Stored records:
=-=-=-=-=

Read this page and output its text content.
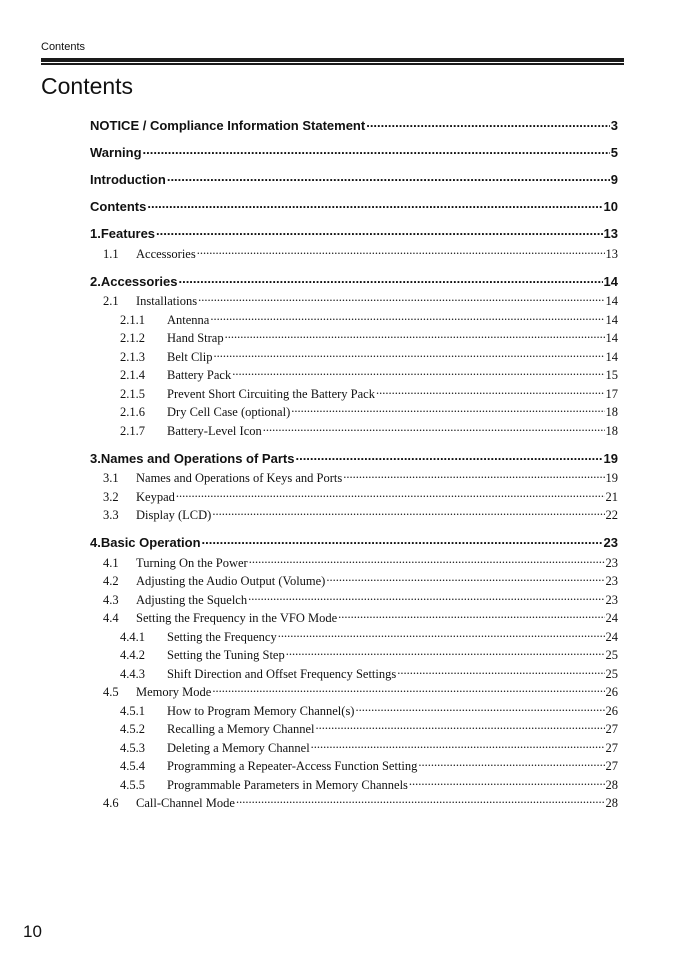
Contents
Contents
NOTICE / Compliance Information Statement .....	3
Warning .....	5
Introduction .....	9
Contents .....	10
1.Features .....	13
1.1 Accessories .....	13
2.Accessories .....	14
2.1 Installations .....	14
2.1.1 Antenna .....	14
2.1.2 Hand Strap .....	14
2.1.3 Belt Clip .....	14
2.1.4 Battery Pack .....	15
2.1.5 Prevent Short Circuiting the Battery Pack .....	17
2.1.6 Dry Cell Case (optional) .....	18
2.1.7 Battery-Level Icon .....	18
3.Names and Operations of Parts .....	19
3.1 Names and Operations of Keys and Ports .....	19
3.2 Keypad .....	21
3.3 Display (LCD) .....	22
4.Basic Operation .....	23
4.1 Turning On the Power .....	23
4.2 Adjusting the Audio Output (Volume) .....	23
4.3 Adjusting the Squelch .....	23
4.4 Setting the Frequency in the VFO Mode .....	24
4.4.1 Setting the Frequency .....	24
4.4.2 Setting the Tuning Step .....	25
4.4.3 Shift Direction and Offset Frequency Settings .....	25
4.5 Memory Mode .....	26
4.5.1 How to Program Memory Channel(s) .....	26
4.5.2 Recalling a Memory Channel .....	27
4.5.3 Deleting a Memory Channel .....	27
4.5.4 Programming a Repeater-Access Function Setting .....	27
4.5.5 Programmable Parameters in Memory Channels .....	28
4.6 Call-Channel Mode .....	28
10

=-=-=-=-=

- _What you need to do_:
Give back each entry exactly as it appears, with no pictures.

- _Exercise result_:
Read this page and output its text content.
Contents
Contents
NOTICE / Compliance Information Statement .....	3
Warning .....	5
Introduction .....	9
Contents .....	10
1.Features .....	13
1.1 Accessories .....	13
2.Accessories .....	14
2.1 Installations .....	14
2.1.1 Antenna .....	14
2.1.2 Hand Strap .....	14
2.1.3 Belt Clip .....	14
2.1.4 Battery Pack .....	15
2.1.5 Prevent Short Circuiting the Battery Pack .....	17
2.1.6 Dry Cell Case (optional) .....	18
2.1.7 Battery-Level Icon .....	18
3.Names and Operations of Parts .....	19
3.1 Names and Operations of Keys and Ports .....	19
3.2 Keypad .....	21
3.3 Display (LCD) .....	22
4.Basic Operation .....	23
4.1 Turning On the Power .....	23
4.2 Adjusting the Audio Output (Volume) .....	23
4.3 Adjusting the Squelch .....	23
4.4 Setting the Frequency in the VFO Mode .....	24
4.4.1 Setting the Frequency .....	24
4.4.2 Setting the Tuning Step .....	25
4.4.3 Shift Direction and Offset Frequency Settings .....	25
4.5 Memory Mode .....	26
4.5.1 How to Program Memory Channel(s) .....	26
4.5.2 Recalling a Memory Channel .....	27
4.5.3 Deleting a Memory Channel .....	27
4.5.4 Programming a Repeater-Access Function Setting .....	27
4.5.5 Programmable Parameters in Memory Channels .....	28
4.6 Call-Channel Mode .....	28
10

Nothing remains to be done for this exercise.